● What the task asks: Across the material below, how many lines contain the word "JSON"? Give only the number.

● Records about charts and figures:
=====
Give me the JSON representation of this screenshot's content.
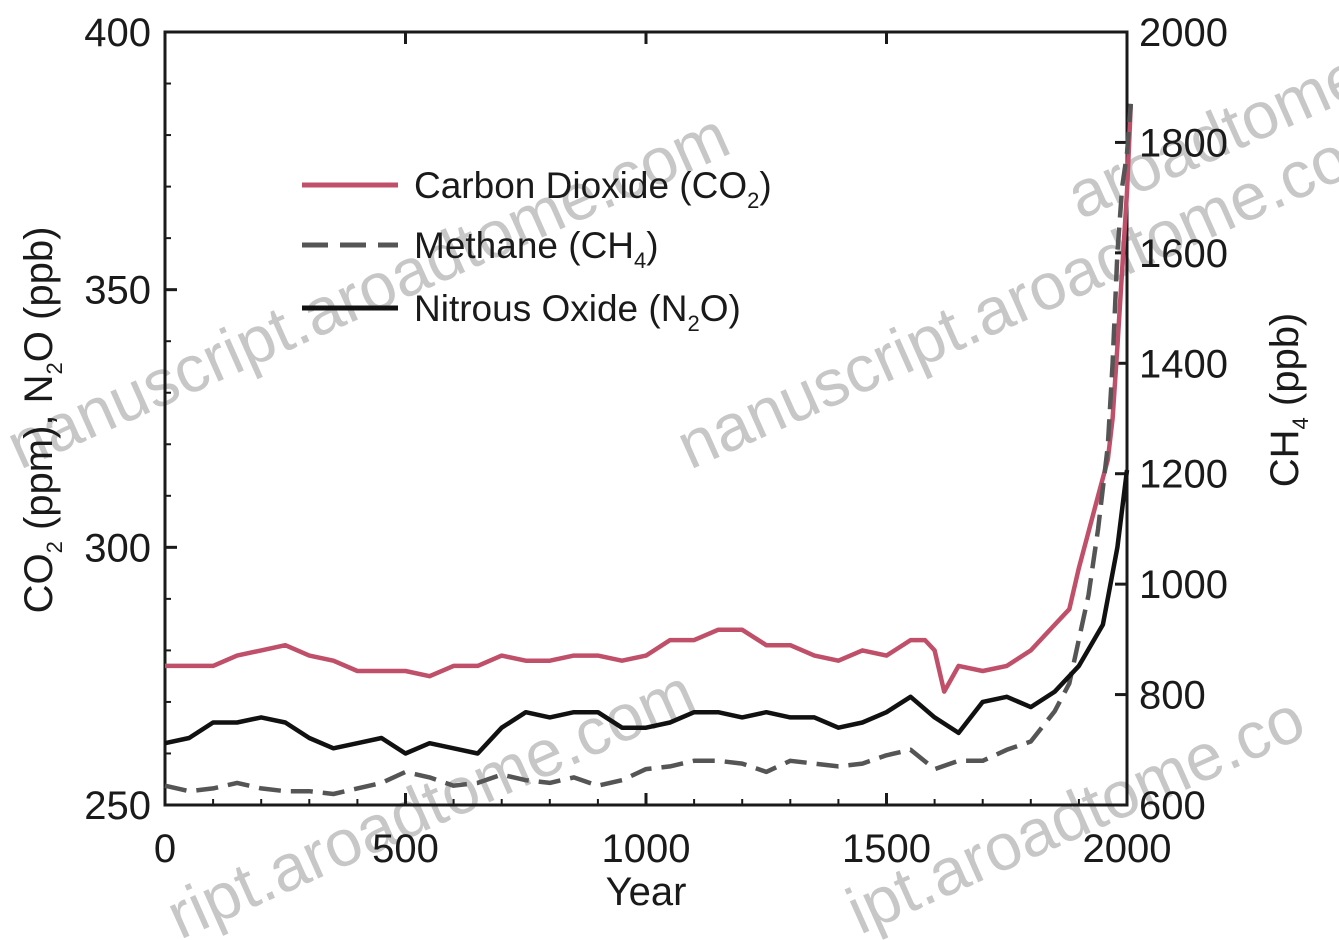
{
  "chart_data": {
    "type": "line",
    "xlabel": "Year",
    "ylabel_left": {
      "main": "CO",
      "sub1": "2",
      "mid": " (ppm), N",
      "sub2": "2",
      "end": "O (ppb)"
    },
    "ylabel_right": {
      "main": "CH",
      "sub": "4",
      "end": " (ppb)"
    },
    "xlim": [
      0,
      2000
    ],
    "ylim_left": [
      250,
      400
    ],
    "ylim_right": [
      600,
      2000
    ],
    "x_ticks": [
      0,
      500,
      1000,
      1500,
      2000
    ],
    "y_ticks_left": [
      250,
      300,
      350,
      400
    ],
    "y_ticks_right": [
      600,
      800,
      1000,
      1200,
      1400,
      1600,
      1800,
      2000
    ],
    "grid": false,
    "legend_position": "upper-left",
    "legend": [
      {
        "label_main": "Carbon Dioxide (CO",
        "label_sub": "2",
        "label_end": ")",
        "style": "solid",
        "color": "#c0506a"
      },
      {
        "label_main": "Methane (CH",
        "label_sub": "4",
        "label_end": ")",
        "style": "dashed",
        "color": "#555555"
      },
      {
        "label_main": "Nitrous Oxide (N",
        "label_sub": "2",
        "label_end": "O)",
        "style": "solid",
        "color": "#111111"
      }
    ],
    "series": [
      {
        "name": "Carbon Dioxide (CO2)",
        "axis": "left",
        "color": "#c0506a",
        "dash": "",
        "points": [
          [
            0,
            277
          ],
          [
            50,
            277
          ],
          [
            100,
            277
          ],
          [
            150,
            279
          ],
          [
            200,
            280
          ],
          [
            250,
            281
          ],
          [
            300,
            279
          ],
          [
            350,
            278
          ],
          [
            400,
            276
          ],
          [
            450,
            276
          ],
          [
            500,
            276
          ],
          [
            550,
            275
          ],
          [
            600,
            277
          ],
          [
            650,
            277
          ],
          [
            700,
            279
          ],
          [
            750,
            278
          ],
          [
            800,
            278
          ],
          [
            850,
            279
          ],
          [
            900,
            279
          ],
          [
            950,
            278
          ],
          [
            1000,
            279
          ],
          [
            1050,
            282
          ],
          [
            1100,
            282
          ],
          [
            1150,
            284
          ],
          [
            1200,
            284
          ],
          [
            1250,
            281
          ],
          [
            1300,
            281
          ],
          [
            1350,
            279
          ],
          [
            1400,
            278
          ],
          [
            1450,
            280
          ],
          [
            1500,
            279
          ],
          [
            1550,
            282
          ],
          [
            1580,
            282
          ],
          [
            1600,
            280
          ],
          [
            1620,
            272
          ],
          [
            1650,
            277
          ],
          [
            1700,
            276
          ],
          [
            1750,
            277
          ],
          [
            1800,
            280
          ],
          [
            1850,
            285
          ],
          [
            1880,
            288
          ],
          [
            1900,
            296
          ],
          [
            1920,
            303
          ],
          [
            1940,
            310
          ],
          [
            1960,
            317
          ],
          [
            1970,
            325
          ],
          [
            1980,
            339
          ],
          [
            1990,
            354
          ],
          [
            2000,
            369
          ],
          [
            2008,
            386
          ]
        ]
      },
      {
        "name": "Methane (CH4)",
        "axis": "right",
        "color": "#555555",
        "dash": "22,10",
        "points": [
          [
            0,
            635
          ],
          [
            50,
            625
          ],
          [
            100,
            630
          ],
          [
            150,
            640
          ],
          [
            200,
            630
          ],
          [
            250,
            625
          ],
          [
            300,
            625
          ],
          [
            350,
            620
          ],
          [
            400,
            630
          ],
          [
            450,
            640
          ],
          [
            500,
            660
          ],
          [
            550,
            650
          ],
          [
            600,
            635
          ],
          [
            650,
            640
          ],
          [
            700,
            655
          ],
          [
            750,
            645
          ],
          [
            800,
            640
          ],
          [
            850,
            650
          ],
          [
            900,
            635
          ],
          [
            950,
            645
          ],
          [
            1000,
            665
          ],
          [
            1050,
            670
          ],
          [
            1100,
            680
          ],
          [
            1150,
            680
          ],
          [
            1200,
            675
          ],
          [
            1250,
            660
          ],
          [
            1300,
            680
          ],
          [
            1350,
            675
          ],
          [
            1400,
            670
          ],
          [
            1450,
            675
          ],
          [
            1500,
            690
          ],
          [
            1550,
            700
          ],
          [
            1600,
            665
          ],
          [
            1650,
            680
          ],
          [
            1700,
            680
          ],
          [
            1750,
            700
          ],
          [
            1800,
            715
          ],
          [
            1850,
            770
          ],
          [
            1880,
            820
          ],
          [
            1900,
            900
          ],
          [
            1920,
            980
          ],
          [
            1940,
            1100
          ],
          [
            1960,
            1250
          ],
          [
            1970,
            1400
          ],
          [
            1980,
            1600
          ],
          [
            1990,
            1720
          ],
          [
            2000,
            1780
          ],
          [
            2008,
            1870
          ]
        ]
      },
      {
        "name": "Nitrous Oxide (N2O)",
        "axis": "left",
        "color": "#111111",
        "dash": "",
        "points": [
          [
            0,
            262
          ],
          [
            50,
            263
          ],
          [
            100,
            266
          ],
          [
            150,
            266
          ],
          [
            200,
            267
          ],
          [
            250,
            266
          ],
          [
            300,
            263
          ],
          [
            350,
            261
          ],
          [
            400,
            262
          ],
          [
            450,
            263
          ],
          [
            500,
            260
          ],
          [
            550,
            262
          ],
          [
            600,
            261
          ],
          [
            650,
            260
          ],
          [
            700,
            265
          ],
          [
            750,
            268
          ],
          [
            800,
            267
          ],
          [
            850,
            268
          ],
          [
            900,
            268
          ],
          [
            950,
            265
          ],
          [
            1000,
            265
          ],
          [
            1050,
            266
          ],
          [
            1100,
            268
          ],
          [
            1150,
            268
          ],
          [
            1200,
            267
          ],
          [
            1250,
            268
          ],
          [
            1300,
            267
          ],
          [
            1350,
            267
          ],
          [
            1400,
            265
          ],
          [
            1450,
            266
          ],
          [
            1500,
            268
          ],
          [
            1550,
            271
          ],
          [
            1600,
            267
          ],
          [
            1650,
            264
          ],
          [
            1700,
            270
          ],
          [
            1750,
            271
          ],
          [
            1800,
            269
          ],
          [
            1850,
            272
          ],
          [
            1900,
            277
          ],
          [
            1950,
            285
          ],
          [
            1980,
            300
          ],
          [
            2000,
            315
          ]
        ]
      }
    ]
  },
  "watermarks": [
    "nanuscript.aroadtome.com",
    "nanuscript.aroadtome.com",
    "ript.aroadtome.com",
    "ipt.aroadtome.co",
    "aroadtome.co"
  ]
}
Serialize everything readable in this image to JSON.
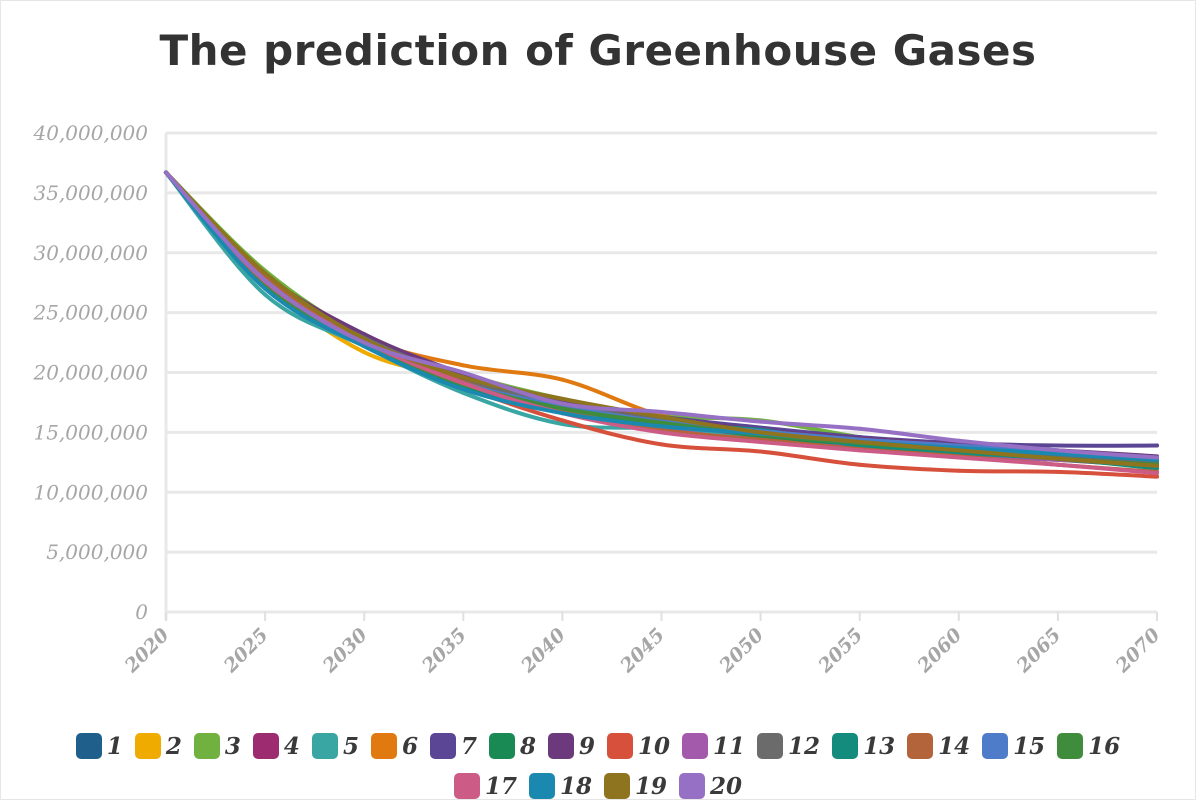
{
  "title": "The prediction of Greenhouse Gases",
  "chart_data": {
    "type": "line",
    "title": "The prediction of Greenhouse Gases",
    "xlabel": "",
    "ylabel": "",
    "xlim": [
      2020,
      2070
    ],
    "ylim": [
      0,
      40000000
    ],
    "x_ticks": [
      "2020",
      "2025",
      "2030",
      "2035",
      "2040",
      "2045",
      "2050",
      "2055",
      "2060",
      "2065",
      "2070"
    ],
    "y_ticks": [
      "0",
      "5,000,000",
      "10,000,000",
      "15,000,000",
      "20,000,000",
      "25,000,000",
      "30,000,000",
      "35,000,000",
      "40,000,000"
    ],
    "grid": "horizontal",
    "legend_position": "bottom",
    "x": [
      2020,
      2025,
      2030,
      2035,
      2040,
      2045,
      2050,
      2055,
      2060,
      2065,
      2070
    ],
    "series": [
      {
        "name": "1",
        "color": "#1f5f8b",
        "values": [
          36700000,
          27500000,
          22800000,
          19200000,
          17200000,
          15600000,
          14600000,
          13900000,
          13400000,
          12800000,
          12100000
        ]
      },
      {
        "name": "2",
        "color": "#f0ab00",
        "values": [
          36700000,
          27600000,
          21700000,
          19500000,
          17500000,
          16000000,
          14900000,
          14100000,
          13600000,
          13000000,
          12500000
        ]
      },
      {
        "name": "3",
        "color": "#71b13f",
        "values": [
          36700000,
          28500000,
          23000000,
          19900000,
          17800000,
          16400000,
          16000000,
          14600000,
          13500000,
          12900000,
          12100000
        ]
      },
      {
        "name": "4",
        "color": "#9c2c6f",
        "values": [
          36700000,
          27300000,
          22700000,
          19300000,
          17100000,
          15800000,
          14600000,
          13800000,
          13200000,
          12700000,
          12200000
        ]
      },
      {
        "name": "5",
        "color": "#3aa6a4",
        "values": [
          36700000,
          26500000,
          22200000,
          18300000,
          15700000,
          15300000,
          14400000,
          13700000,
          13200000,
          12700000,
          12400000
        ]
      },
      {
        "name": "6",
        "color": "#e07a10",
        "values": [
          36700000,
          28000000,
          22900000,
          20600000,
          19400000,
          16400000,
          15000000,
          14300000,
          13700000,
          13100000,
          12600000
        ]
      },
      {
        "name": "7",
        "color": "#5b4695",
        "values": [
          36700000,
          27800000,
          22800000,
          19900000,
          17500000,
          16300000,
          15400000,
          14600000,
          14100000,
          13900000,
          13900000
        ]
      },
      {
        "name": "8",
        "color": "#1a8a55",
        "values": [
          36700000,
          27200000,
          22400000,
          19400000,
          17100000,
          15900000,
          14700000,
          14000000,
          13500000,
          12900000,
          12300000
        ]
      },
      {
        "name": "9",
        "color": "#6c3a7c",
        "values": [
          36700000,
          28200000,
          23200000,
          19900000,
          17600000,
          16200000,
          15200000,
          14500000,
          14000000,
          13500000,
          13000000
        ]
      },
      {
        "name": "10",
        "color": "#d6503b",
        "values": [
          36700000,
          27600000,
          22300000,
          18800000,
          16000000,
          14000000,
          13400000,
          12300000,
          11800000,
          11700000,
          11300000
        ]
      },
      {
        "name": "11",
        "color": "#a35aaa",
        "values": [
          36700000,
          27700000,
          22500000,
          19000000,
          16900000,
          15300000,
          14300000,
          13700000,
          13200000,
          12700000,
          12600000
        ]
      },
      {
        "name": "12",
        "color": "#6b6b6b",
        "values": [
          36700000,
          27500000,
          22900000,
          19500000,
          17400000,
          16000000,
          15000000,
          14300000,
          13700000,
          13100000,
          12600000
        ]
      },
      {
        "name": "13",
        "color": "#138c7d",
        "values": [
          36700000,
          27100000,
          22400000,
          18800000,
          16900000,
          15700000,
          15200000,
          13900000,
          13300000,
          12800000,
          12000000
        ]
      },
      {
        "name": "14",
        "color": "#b3643a",
        "values": [
          36700000,
          27900000,
          22600000,
          19200000,
          16800000,
          15200000,
          14400000,
          13600000,
          13000000,
          12300000,
          11700000
        ]
      },
      {
        "name": "15",
        "color": "#4f7cc9",
        "values": [
          36700000,
          27400000,
          22500000,
          19100000,
          17200000,
          15900000,
          15100000,
          14400000,
          13900000,
          13300000,
          12800000
        ]
      },
      {
        "name": "16",
        "color": "#3f8c3c",
        "values": [
          36700000,
          27200000,
          22300000,
          19000000,
          17000000,
          15800000,
          14800000,
          14100000,
          13500000,
          12800000,
          12300000
        ]
      },
      {
        "name": "17",
        "color": "#cc5b86",
        "values": [
          36700000,
          27600000,
          22600000,
          19100000,
          16600000,
          15000000,
          14200000,
          13500000,
          12900000,
          12300000,
          11600000
        ]
      },
      {
        "name": "18",
        "color": "#1b88b0",
        "values": [
          36700000,
          27000000,
          22200000,
          18600000,
          16600000,
          15500000,
          14900000,
          14200000,
          13700000,
          13200000,
          12700000
        ]
      },
      {
        "name": "19",
        "color": "#8f7420",
        "values": [
          36700000,
          28300000,
          22800000,
          19600000,
          17800000,
          16300000,
          15000000,
          14200000,
          13500000,
          12800000,
          12200000
        ]
      },
      {
        "name": "20",
        "color": "#9670c4",
        "values": [
          36700000,
          27700000,
          22500000,
          20000000,
          17400000,
          16700000,
          15900000,
          15300000,
          14300000,
          13500000,
          12900000
        ]
      }
    ]
  }
}
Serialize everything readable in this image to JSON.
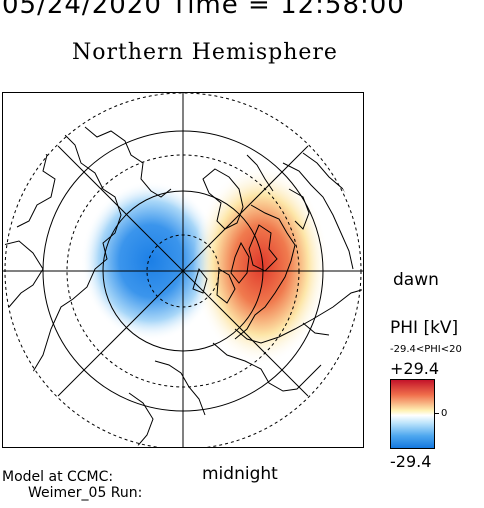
{
  "header": {
    "timestamp": "05/24/2020 Time = 12:58:00",
    "title": "Northern Hemisphere"
  },
  "plot": {
    "dawn_label": "dawn",
    "midnight_label": "midnight",
    "positive_cell_color": "#e23b2e",
    "negative_cell_color": "#1f86e8"
  },
  "colorbar": {
    "label": "PHI [kV]",
    "range_text": "-29.4<PHI<20",
    "max_label": "+29.4",
    "mid_label": "0",
    "min_label": "-29.4",
    "top_color": "#c4142a",
    "bottom_color": "#1478e0"
  },
  "footer": {
    "line1": "Model at CCMC:",
    "line2": "Weimer_05 Run:"
  }
}
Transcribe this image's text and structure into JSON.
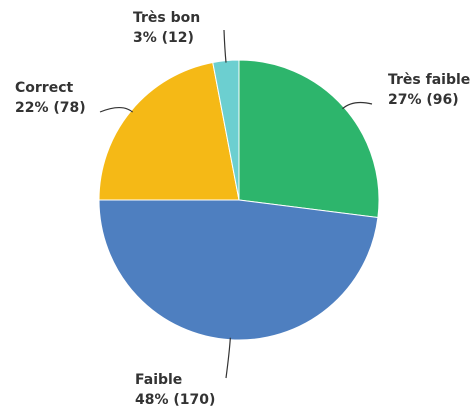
{
  "chart_data": {
    "type": "pie",
    "categories": [
      "Très faible",
      "Faible",
      "Correct",
      "Très bon"
    ],
    "values": [
      27,
      48,
      22,
      3
    ],
    "value_labels": [
      "27% (96)",
      "48% (170)",
      "22% (78)",
      "3% (12)"
    ],
    "colors": [
      "#2db56c",
      "#4e7fc0",
      "#f5b916",
      "#6ccfd0"
    ]
  }
}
=====
● Solution for this task: 4